What to produce — Collect every line in the records that contains the string "exponent", and copy each one out in full.
+---+
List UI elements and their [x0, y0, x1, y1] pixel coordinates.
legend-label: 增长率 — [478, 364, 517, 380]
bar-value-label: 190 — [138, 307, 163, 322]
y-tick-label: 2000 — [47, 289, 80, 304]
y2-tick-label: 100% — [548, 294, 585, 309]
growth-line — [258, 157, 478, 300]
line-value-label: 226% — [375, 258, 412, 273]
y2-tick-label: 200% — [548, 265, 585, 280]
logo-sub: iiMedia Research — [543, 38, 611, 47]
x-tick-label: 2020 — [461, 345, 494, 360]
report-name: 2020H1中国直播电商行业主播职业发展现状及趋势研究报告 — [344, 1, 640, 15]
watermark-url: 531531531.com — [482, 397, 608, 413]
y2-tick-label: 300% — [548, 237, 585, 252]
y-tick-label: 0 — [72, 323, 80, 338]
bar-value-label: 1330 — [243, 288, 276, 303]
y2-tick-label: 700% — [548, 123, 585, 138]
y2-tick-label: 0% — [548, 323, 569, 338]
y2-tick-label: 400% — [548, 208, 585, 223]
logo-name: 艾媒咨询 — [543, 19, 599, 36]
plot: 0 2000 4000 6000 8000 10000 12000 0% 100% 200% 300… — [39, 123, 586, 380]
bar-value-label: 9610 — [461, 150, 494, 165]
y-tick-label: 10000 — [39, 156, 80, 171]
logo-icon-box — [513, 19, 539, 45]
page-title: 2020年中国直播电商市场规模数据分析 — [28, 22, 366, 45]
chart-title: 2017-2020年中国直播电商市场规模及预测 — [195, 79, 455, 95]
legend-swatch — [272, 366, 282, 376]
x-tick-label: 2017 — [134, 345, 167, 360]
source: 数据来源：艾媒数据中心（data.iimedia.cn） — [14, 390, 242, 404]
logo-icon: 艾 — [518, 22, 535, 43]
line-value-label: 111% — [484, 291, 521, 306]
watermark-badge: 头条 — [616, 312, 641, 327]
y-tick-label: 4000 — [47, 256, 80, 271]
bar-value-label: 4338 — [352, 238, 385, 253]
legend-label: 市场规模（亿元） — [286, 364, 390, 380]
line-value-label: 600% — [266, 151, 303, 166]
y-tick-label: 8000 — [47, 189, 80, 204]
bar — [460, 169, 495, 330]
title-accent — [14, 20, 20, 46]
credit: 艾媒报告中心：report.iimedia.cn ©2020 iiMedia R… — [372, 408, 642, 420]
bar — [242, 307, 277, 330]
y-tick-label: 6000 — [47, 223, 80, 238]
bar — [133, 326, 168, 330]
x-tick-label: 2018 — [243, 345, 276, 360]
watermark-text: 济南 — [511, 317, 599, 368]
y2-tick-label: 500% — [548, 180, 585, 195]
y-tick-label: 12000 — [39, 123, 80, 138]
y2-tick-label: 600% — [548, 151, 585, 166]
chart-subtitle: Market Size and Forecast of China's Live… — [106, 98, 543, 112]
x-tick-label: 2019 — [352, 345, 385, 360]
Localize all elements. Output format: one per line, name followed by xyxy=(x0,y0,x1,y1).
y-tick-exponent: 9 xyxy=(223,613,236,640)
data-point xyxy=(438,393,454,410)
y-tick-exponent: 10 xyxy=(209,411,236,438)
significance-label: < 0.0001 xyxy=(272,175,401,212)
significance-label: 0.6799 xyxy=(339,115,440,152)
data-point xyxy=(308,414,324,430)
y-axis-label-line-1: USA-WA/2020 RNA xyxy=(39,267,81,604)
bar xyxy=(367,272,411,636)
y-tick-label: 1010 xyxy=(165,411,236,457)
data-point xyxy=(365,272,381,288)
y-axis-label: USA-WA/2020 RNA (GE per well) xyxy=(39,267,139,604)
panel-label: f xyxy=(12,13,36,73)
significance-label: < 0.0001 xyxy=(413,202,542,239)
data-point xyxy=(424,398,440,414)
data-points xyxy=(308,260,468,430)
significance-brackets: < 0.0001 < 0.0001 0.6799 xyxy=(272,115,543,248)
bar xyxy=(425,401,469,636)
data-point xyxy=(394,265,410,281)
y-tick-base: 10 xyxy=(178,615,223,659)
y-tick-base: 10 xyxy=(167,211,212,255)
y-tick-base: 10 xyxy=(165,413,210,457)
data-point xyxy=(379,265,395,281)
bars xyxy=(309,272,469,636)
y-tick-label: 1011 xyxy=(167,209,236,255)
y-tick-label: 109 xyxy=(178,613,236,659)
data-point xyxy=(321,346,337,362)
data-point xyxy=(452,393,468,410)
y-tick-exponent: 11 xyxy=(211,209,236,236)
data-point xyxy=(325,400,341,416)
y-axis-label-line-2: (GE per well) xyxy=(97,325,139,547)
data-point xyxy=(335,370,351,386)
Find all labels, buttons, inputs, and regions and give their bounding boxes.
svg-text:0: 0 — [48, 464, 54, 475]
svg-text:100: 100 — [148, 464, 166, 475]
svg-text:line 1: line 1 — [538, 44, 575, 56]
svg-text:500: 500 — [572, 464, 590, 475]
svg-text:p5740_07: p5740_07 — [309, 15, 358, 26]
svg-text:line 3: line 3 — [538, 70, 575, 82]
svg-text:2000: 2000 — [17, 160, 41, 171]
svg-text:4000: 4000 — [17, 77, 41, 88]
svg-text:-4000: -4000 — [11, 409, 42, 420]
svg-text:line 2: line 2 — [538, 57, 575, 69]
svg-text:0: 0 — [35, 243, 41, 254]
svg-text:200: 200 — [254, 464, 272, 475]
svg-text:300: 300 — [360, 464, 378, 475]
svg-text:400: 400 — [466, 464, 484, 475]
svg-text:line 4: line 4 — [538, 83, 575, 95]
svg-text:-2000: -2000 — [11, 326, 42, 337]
+---+
Answer to this exercise —
y-tick-exponent: 9 xyxy=(223,613,236,640)
y-tick-exponent: 10 xyxy=(209,411,236,438)
y-tick-exponent: 11 xyxy=(211,209,236,236)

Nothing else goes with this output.